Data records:
☆ ☆ ☆
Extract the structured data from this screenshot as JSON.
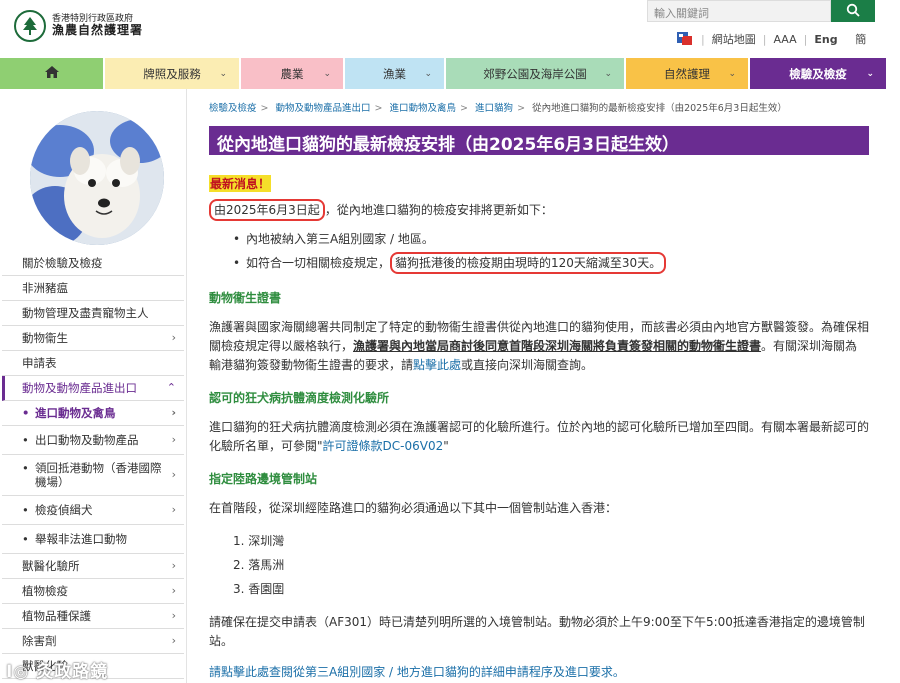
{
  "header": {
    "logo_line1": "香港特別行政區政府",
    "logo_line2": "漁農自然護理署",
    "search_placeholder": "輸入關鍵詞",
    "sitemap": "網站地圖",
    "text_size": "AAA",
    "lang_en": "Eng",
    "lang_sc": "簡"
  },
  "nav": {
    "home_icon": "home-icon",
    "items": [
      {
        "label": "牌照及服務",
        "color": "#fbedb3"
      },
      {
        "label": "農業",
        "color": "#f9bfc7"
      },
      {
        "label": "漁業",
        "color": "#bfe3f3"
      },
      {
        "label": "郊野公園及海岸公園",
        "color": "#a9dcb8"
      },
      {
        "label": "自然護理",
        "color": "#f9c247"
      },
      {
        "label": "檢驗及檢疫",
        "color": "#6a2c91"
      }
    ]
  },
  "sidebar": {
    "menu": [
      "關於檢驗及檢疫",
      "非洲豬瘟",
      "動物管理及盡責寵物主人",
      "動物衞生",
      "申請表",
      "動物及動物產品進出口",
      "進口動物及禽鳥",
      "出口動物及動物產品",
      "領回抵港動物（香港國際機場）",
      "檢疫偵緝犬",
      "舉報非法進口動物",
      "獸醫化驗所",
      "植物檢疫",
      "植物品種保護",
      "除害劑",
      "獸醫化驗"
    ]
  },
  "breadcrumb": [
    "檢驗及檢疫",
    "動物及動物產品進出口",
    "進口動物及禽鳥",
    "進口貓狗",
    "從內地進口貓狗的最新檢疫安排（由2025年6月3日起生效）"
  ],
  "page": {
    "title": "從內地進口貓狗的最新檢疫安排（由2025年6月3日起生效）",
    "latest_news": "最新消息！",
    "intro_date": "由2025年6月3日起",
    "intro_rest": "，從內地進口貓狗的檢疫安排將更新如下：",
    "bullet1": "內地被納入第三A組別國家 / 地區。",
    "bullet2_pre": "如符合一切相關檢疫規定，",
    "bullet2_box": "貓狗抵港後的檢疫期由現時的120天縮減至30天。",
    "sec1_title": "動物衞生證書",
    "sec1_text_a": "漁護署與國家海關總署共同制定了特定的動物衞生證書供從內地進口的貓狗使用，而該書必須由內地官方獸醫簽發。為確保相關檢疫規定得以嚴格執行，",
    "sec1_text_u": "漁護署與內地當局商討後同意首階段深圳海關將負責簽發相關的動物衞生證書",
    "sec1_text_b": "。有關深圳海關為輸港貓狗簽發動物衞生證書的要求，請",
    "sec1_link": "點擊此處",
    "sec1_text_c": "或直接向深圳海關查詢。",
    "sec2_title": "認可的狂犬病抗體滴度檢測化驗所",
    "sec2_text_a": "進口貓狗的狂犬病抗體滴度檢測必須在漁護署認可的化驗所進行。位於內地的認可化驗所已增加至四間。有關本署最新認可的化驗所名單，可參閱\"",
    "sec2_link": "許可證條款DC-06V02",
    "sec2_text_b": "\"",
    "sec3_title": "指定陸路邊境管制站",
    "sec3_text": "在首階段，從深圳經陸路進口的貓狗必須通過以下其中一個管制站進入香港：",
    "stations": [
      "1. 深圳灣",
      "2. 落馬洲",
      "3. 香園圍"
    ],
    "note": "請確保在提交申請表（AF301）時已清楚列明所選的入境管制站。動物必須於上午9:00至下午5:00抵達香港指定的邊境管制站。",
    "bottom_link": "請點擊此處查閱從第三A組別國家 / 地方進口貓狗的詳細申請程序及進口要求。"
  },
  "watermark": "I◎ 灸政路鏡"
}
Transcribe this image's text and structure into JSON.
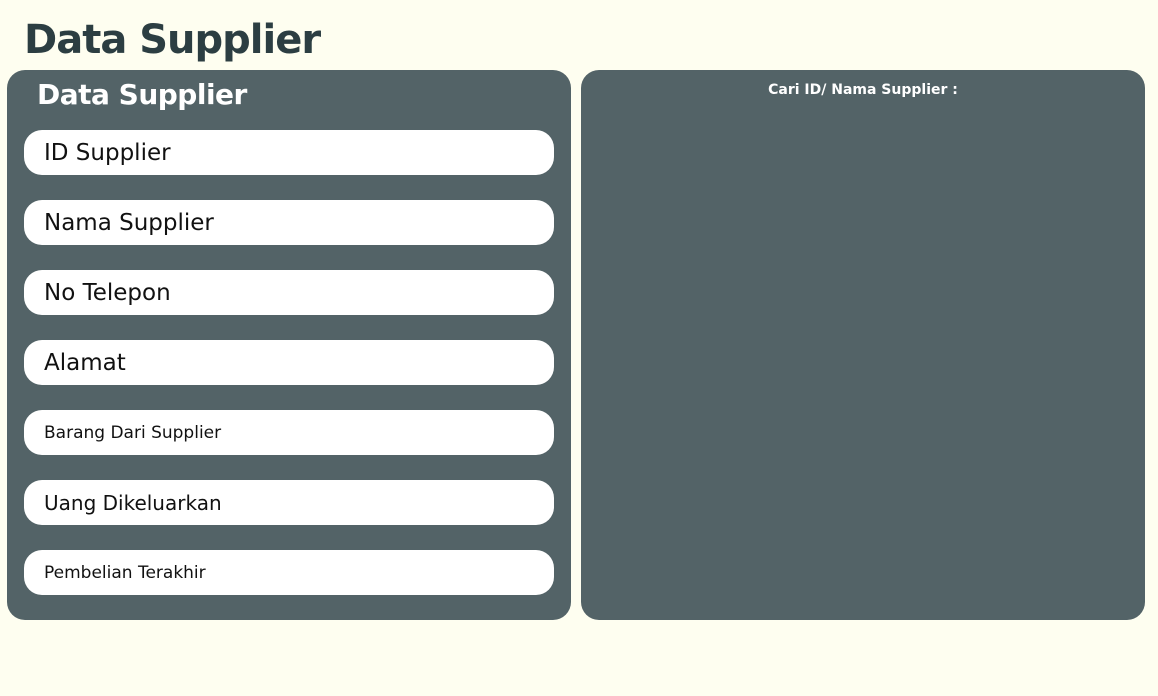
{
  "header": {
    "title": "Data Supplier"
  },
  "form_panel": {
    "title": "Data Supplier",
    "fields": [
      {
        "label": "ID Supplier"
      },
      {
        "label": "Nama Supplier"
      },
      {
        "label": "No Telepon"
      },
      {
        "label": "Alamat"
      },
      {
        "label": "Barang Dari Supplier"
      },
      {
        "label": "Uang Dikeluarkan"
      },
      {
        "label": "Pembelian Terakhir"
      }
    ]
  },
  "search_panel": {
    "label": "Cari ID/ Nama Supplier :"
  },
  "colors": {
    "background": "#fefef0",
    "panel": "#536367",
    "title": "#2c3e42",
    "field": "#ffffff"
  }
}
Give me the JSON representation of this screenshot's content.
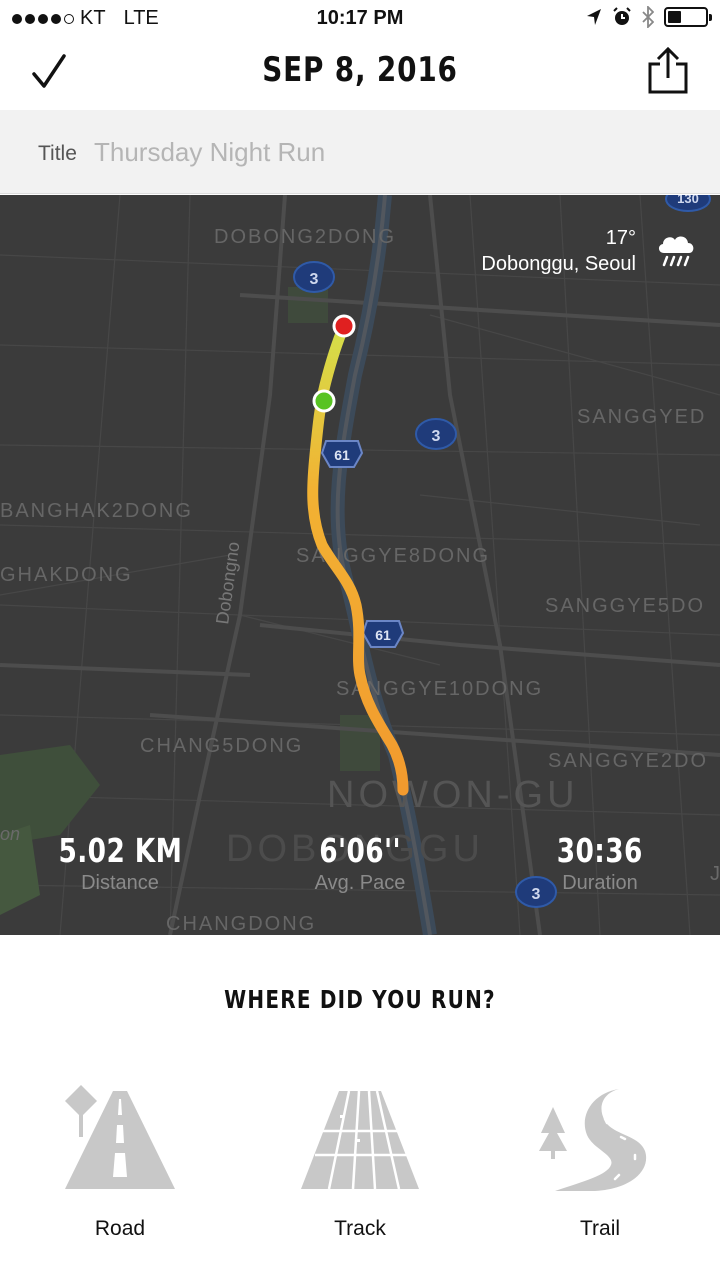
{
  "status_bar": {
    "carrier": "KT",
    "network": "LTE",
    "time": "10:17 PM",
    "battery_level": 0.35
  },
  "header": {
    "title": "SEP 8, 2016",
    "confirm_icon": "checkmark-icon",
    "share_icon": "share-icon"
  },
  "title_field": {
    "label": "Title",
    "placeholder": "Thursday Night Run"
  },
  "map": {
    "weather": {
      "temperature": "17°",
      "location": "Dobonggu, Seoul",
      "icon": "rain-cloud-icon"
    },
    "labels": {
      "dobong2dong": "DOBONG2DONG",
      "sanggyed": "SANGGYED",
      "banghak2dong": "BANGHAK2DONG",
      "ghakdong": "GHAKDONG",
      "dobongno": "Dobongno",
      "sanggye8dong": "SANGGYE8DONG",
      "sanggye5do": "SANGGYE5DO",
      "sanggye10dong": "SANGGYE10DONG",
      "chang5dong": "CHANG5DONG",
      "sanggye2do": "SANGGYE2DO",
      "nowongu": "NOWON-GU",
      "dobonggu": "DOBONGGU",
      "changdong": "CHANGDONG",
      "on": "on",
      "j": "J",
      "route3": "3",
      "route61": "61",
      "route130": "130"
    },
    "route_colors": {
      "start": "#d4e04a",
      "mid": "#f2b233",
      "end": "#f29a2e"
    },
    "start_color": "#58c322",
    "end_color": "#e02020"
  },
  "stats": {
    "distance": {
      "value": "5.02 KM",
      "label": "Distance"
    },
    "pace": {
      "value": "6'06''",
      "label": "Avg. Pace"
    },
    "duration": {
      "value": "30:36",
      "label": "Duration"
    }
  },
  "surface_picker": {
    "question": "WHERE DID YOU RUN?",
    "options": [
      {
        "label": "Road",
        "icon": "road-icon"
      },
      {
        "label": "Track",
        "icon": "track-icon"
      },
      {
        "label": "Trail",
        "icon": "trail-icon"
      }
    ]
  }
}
☆ ☆ ☆
## Written request
Quote all of the entries word for word, omitting any pictures.

## Solution to this exercise
Extract the structured data from this screenshot as JSON.
{
  "header": {
    "logo_line1": "香港特別行政區政府",
    "logo_line2": "漁農自然護理署",
    "search_placeholder": "輸入關鍵詞",
    "sitemap": "網站地圖",
    "text_size": "AAA",
    "lang_en": "Eng",
    "lang_sc": "簡"
  },
  "nav": {
    "home_icon": "home-icon",
    "items": [
      {
        "label": "牌照及服務",
        "color": "#fbedb3"
      },
      {
        "label": "農業",
        "color": "#f9bfc7"
      },
      {
        "label": "漁業",
        "color": "#bfe3f3"
      },
      {
        "label": "郊野公園及海岸公園",
        "color": "#a9dcb8"
      },
      {
        "label": "自然護理",
        "color": "#f9c247"
      },
      {
        "label": "檢驗及檢疫",
        "color": "#6a2c91"
      }
    ]
  },
  "sidebar": {
    "menu": [
      "關於檢驗及檢疫",
      "非洲豬瘟",
      "動物管理及盡責寵物主人",
      "動物衞生",
      "申請表",
      "動物及動物產品進出口",
      "進口動物及禽鳥",
      "出口動物及動物產品",
      "領回抵港動物（香港國際機場）",
      "檢疫偵緝犬",
      "舉報非法進口動物",
      "獸醫化驗所",
      "植物檢疫",
      "植物品種保護",
      "除害劑",
      "獸醫化驗"
    ]
  },
  "breadcrumb": [
    "檢驗及檢疫",
    "動物及動物產品進出口",
    "進口動物及禽鳥",
    "進口貓狗",
    "從內地進口貓狗的最新檢疫安排（由2025年6月3日起生效）"
  ],
  "page": {
    "title": "從內地進口貓狗的最新檢疫安排（由2025年6月3日起生效）",
    "latest_news": "最新消息！",
    "intro_date": "由2025年6月3日起",
    "intro_rest": "，從內地進口貓狗的檢疫安排將更新如下：",
    "bullet1": "內地被納入第三A組別國家 / 地區。",
    "bullet2_pre": "如符合一切相關檢疫規定，",
    "bullet2_box": "貓狗抵港後的檢疫期由現時的120天縮減至30天。",
    "sec1_title": "動物衞生證書",
    "sec1_text_a": "漁護署與國家海關總署共同制定了特定的動物衞生證書供從內地進口的貓狗使用，而該書必須由內地官方獸醫簽發。為確保相關檢疫規定得以嚴格執行，",
    "sec1_text_u": "漁護署與內地當局商討後同意首階段深圳海關將負責簽發相關的動物衞生證書",
    "sec1_text_b": "。有關深圳海關為輸港貓狗簽發動物衞生證書的要求，請",
    "sec1_link": "點擊此處",
    "sec1_text_c": "或直接向深圳海關查詢。",
    "sec2_title": "認可的狂犬病抗體滴度檢測化驗所",
    "sec2_text_a": "進口貓狗的狂犬病抗體滴度檢測必須在漁護署認可的化驗所進行。位於內地的認可化驗所已增加至四間。有關本署最新認可的化驗所名單，可參閱\"",
    "sec2_link": "許可證條款DC-06V02",
    "sec2_text_b": "\"",
    "sec3_title": "指定陸路邊境管制站",
    "sec3_text": "在首階段，從深圳經陸路進口的貓狗必須通過以下其中一個管制站進入香港：",
    "stations": [
      "1. 深圳灣",
      "2. 落馬洲",
      "3. 香園圍"
    ],
    "note": "請確保在提交申請表（AF301）時已清楚列明所選的入境管制站。動物必須於上午9:00至下午5:00抵達香港指定的邊境管制站。",
    "bottom_link": "請點擊此處查閱從第三A組別國家 / 地方進口貓狗的詳細申請程序及進口要求。"
  },
  "watermark": "I◎ 灸政路鏡"
}
Transcribe this image's text and structure into JSON.
{
  "header": {
    "title": "Data Supplier"
  },
  "form_panel": {
    "title": "Data Supplier",
    "fields": [
      {
        "label": "ID Supplier"
      },
      {
        "label": "Nama Supplier"
      },
      {
        "label": "No Telepon"
      },
      {
        "label": "Alamat"
      },
      {
        "label": "Barang Dari Supplier"
      },
      {
        "label": "Uang Dikeluarkan"
      },
      {
        "label": "Pembelian Terakhir"
      }
    ]
  },
  "search_panel": {
    "label": "Cari ID/ Nama Supplier :"
  },
  "colors": {
    "background": "#fefef0",
    "panel": "#536367",
    "title": "#2c3e42",
    "field": "#ffffff"
  }
}
Give me the JSON representation of this screenshot's content.
{
  "status_bar": {
    "carrier": "KT",
    "network": "LTE",
    "time": "10:17 PM",
    "battery_level": 0.35
  },
  "header": {
    "title": "SEP 8, 2016",
    "confirm_icon": "checkmark-icon",
    "share_icon": "share-icon"
  },
  "title_field": {
    "label": "Title",
    "placeholder": "Thursday Night Run"
  },
  "map": {
    "weather": {
      "temperature": "17°",
      "location": "Dobonggu, Seoul",
      "icon": "rain-cloud-icon"
    },
    "labels": {
      "dobong2dong": "DOBONG2DONG",
      "sanggyed": "SANGGYED",
      "banghak2dong": "BANGHAK2DONG",
      "ghakdong": "GHAKDONG",
      "dobongno": "Dobongno",
      "sanggye8dong": "SANGGYE8DONG",
      "sanggye5do": "SANGGYE5DO",
      "sanggye10dong": "SANGGYE10DONG",
      "chang5dong": "CHANG5DONG",
      "sanggye2do": "SANGGYE2DO",
      "nowongu": "NOWON-GU",
      "dobonggu": "DOBONGGU",
      "changdong": "CHANGDONG",
      "on": "on",
      "j": "J",
      "route3": "3",
      "route61": "61",
      "route130": "130"
    },
    "route_colors": {
      "start": "#d4e04a",
      "mid": "#f2b233",
      "end": "#f29a2e"
    },
    "start_color": "#58c322",
    "end_color": "#e02020"
  },
  "stats": {
    "distance": {
      "value": "5.02 KM",
      "label": "Distance"
    },
    "pace": {
      "value": "6'06''",
      "label": "Avg. Pace"
    },
    "duration": {
      "value": "30:36",
      "label": "Duration"
    }
  },
  "surface_picker": {
    "question": "WHERE DID YOU RUN?",
    "options": [
      {
        "label": "Road",
        "icon": "road-icon"
      },
      {
        "label": "Track",
        "icon": "track-icon"
      },
      {
        "label": "Trail",
        "icon": "trail-icon"
      }
    ]
  }
}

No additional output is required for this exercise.